• [Extracted material]:
↓

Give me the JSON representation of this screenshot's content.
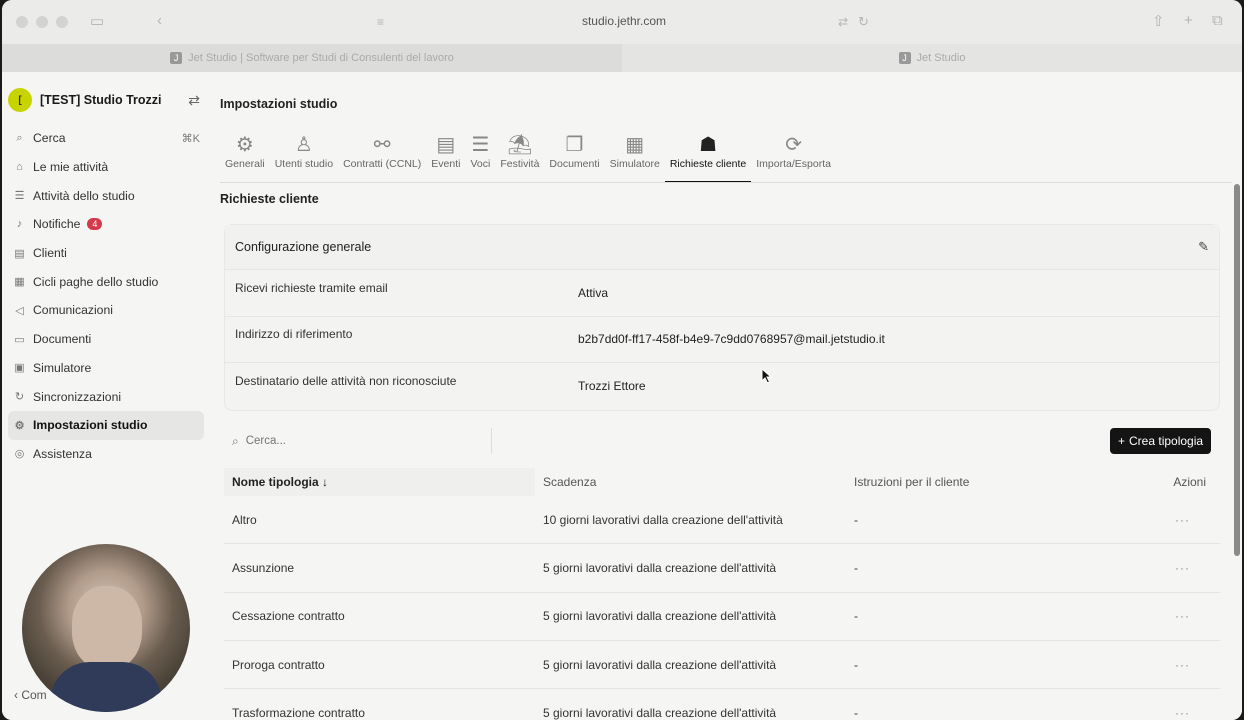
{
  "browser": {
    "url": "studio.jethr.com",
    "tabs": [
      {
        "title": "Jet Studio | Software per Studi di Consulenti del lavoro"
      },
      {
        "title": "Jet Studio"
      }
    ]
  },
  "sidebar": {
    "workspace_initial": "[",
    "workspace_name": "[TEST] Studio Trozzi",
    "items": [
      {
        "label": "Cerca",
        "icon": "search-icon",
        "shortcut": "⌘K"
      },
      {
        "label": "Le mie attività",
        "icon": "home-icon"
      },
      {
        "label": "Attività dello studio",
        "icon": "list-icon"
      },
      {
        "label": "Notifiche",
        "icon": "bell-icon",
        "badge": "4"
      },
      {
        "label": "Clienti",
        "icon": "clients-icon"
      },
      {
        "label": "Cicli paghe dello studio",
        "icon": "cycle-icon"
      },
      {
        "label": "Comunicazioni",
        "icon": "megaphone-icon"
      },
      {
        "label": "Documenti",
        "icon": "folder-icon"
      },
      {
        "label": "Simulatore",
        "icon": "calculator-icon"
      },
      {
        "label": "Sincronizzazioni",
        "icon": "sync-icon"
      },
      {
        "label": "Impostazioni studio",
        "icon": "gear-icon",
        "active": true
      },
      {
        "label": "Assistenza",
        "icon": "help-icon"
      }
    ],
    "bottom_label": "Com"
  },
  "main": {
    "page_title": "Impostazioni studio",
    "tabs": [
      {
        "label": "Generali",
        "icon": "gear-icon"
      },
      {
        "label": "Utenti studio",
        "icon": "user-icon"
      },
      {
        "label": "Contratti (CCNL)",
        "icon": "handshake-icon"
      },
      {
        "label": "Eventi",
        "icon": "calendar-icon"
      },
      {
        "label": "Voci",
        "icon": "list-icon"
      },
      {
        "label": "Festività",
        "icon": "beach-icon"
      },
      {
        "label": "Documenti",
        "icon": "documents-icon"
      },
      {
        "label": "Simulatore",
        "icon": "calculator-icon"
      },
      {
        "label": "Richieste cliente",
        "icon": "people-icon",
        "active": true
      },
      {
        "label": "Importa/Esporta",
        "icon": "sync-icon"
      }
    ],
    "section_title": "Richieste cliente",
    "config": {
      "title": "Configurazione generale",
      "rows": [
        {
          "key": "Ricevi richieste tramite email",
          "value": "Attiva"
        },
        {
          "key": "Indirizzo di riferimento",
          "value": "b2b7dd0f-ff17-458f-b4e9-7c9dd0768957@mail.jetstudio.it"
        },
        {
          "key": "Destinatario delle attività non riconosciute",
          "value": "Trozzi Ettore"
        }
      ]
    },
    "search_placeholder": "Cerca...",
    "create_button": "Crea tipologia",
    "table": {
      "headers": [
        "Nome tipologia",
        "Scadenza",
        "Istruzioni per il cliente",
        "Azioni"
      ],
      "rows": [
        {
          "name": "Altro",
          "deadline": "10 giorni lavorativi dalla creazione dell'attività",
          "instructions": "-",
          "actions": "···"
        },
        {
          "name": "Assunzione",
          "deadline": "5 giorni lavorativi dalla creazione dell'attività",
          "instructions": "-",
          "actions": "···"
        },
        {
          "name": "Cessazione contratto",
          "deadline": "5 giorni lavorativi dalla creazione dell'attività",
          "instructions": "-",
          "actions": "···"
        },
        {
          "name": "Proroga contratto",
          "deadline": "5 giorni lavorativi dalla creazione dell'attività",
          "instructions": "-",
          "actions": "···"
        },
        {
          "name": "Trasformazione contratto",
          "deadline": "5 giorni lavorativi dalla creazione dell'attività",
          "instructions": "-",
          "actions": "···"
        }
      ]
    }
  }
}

↑

• [Work instructions]:
Reproduce each line of the records exactly, and omit every picture.

• [The response]:
Give me the JSON representation of this screenshot's content.
{
  "browser": {
    "url": "studio.jethr.com",
    "tabs": [
      {
        "title": "Jet Studio | Software per Studi di Consulenti del lavoro"
      },
      {
        "title": "Jet Studio"
      }
    ]
  },
  "sidebar": {
    "workspace_initial": "[",
    "workspace_name": "[TEST] Studio Trozzi",
    "items": [
      {
        "label": "Cerca",
        "icon": "search-icon",
        "shortcut": "⌘K"
      },
      {
        "label": "Le mie attività",
        "icon": "home-icon"
      },
      {
        "label": "Attività dello studio",
        "icon": "list-icon"
      },
      {
        "label": "Notifiche",
        "icon": "bell-icon",
        "badge": "4"
      },
      {
        "label": "Clienti",
        "icon": "clients-icon"
      },
      {
        "label": "Cicli paghe dello studio",
        "icon": "cycle-icon"
      },
      {
        "label": "Comunicazioni",
        "icon": "megaphone-icon"
      },
      {
        "label": "Documenti",
        "icon": "folder-icon"
      },
      {
        "label": "Simulatore",
        "icon": "calculator-icon"
      },
      {
        "label": "Sincronizzazioni",
        "icon": "sync-icon"
      },
      {
        "label": "Impostazioni studio",
        "icon": "gear-icon",
        "active": true
      },
      {
        "label": "Assistenza",
        "icon": "help-icon"
      }
    ],
    "bottom_label": "Com"
  },
  "main": {
    "page_title": "Impostazioni studio",
    "tabs": [
      {
        "label": "Generali",
        "icon": "gear-icon"
      },
      {
        "label": "Utenti studio",
        "icon": "user-icon"
      },
      {
        "label": "Contratti (CCNL)",
        "icon": "handshake-icon"
      },
      {
        "label": "Eventi",
        "icon": "calendar-icon"
      },
      {
        "label": "Voci",
        "icon": "list-icon"
      },
      {
        "label": "Festività",
        "icon": "beach-icon"
      },
      {
        "label": "Documenti",
        "icon": "documents-icon"
      },
      {
        "label": "Simulatore",
        "icon": "calculator-icon"
      },
      {
        "label": "Richieste cliente",
        "icon": "people-icon",
        "active": true
      },
      {
        "label": "Importa/Esporta",
        "icon": "sync-icon"
      }
    ],
    "section_title": "Richieste cliente",
    "config": {
      "title": "Configurazione generale",
      "rows": [
        {
          "key": "Ricevi richieste tramite email",
          "value": "Attiva"
        },
        {
          "key": "Indirizzo di riferimento",
          "value": "b2b7dd0f-ff17-458f-b4e9-7c9dd0768957@mail.jetstudio.it"
        },
        {
          "key": "Destinatario delle attività non riconosciute",
          "value": "Trozzi Ettore"
        }
      ]
    },
    "search_placeholder": "Cerca...",
    "create_button": "Crea tipologia",
    "table": {
      "headers": [
        "Nome tipologia",
        "Scadenza",
        "Istruzioni per il cliente",
        "Azioni"
      ],
      "rows": [
        {
          "name": "Altro",
          "deadline": "10 giorni lavorativi dalla creazione dell'attività",
          "instructions": "-",
          "actions": "···"
        },
        {
          "name": "Assunzione",
          "deadline": "5 giorni lavorativi dalla creazione dell'attività",
          "instructions": "-",
          "actions": "···"
        },
        {
          "name": "Cessazione contratto",
          "deadline": "5 giorni lavorativi dalla creazione dell'attività",
          "instructions": "-",
          "actions": "···"
        },
        {
          "name": "Proroga contratto",
          "deadline": "5 giorni lavorativi dalla creazione dell'attività",
          "instructions": "-",
          "actions": "···"
        },
        {
          "name": "Trasformazione contratto",
          "deadline": "5 giorni lavorativi dalla creazione dell'attività",
          "instructions": "-",
          "actions": "···"
        }
      ]
    }
  }
}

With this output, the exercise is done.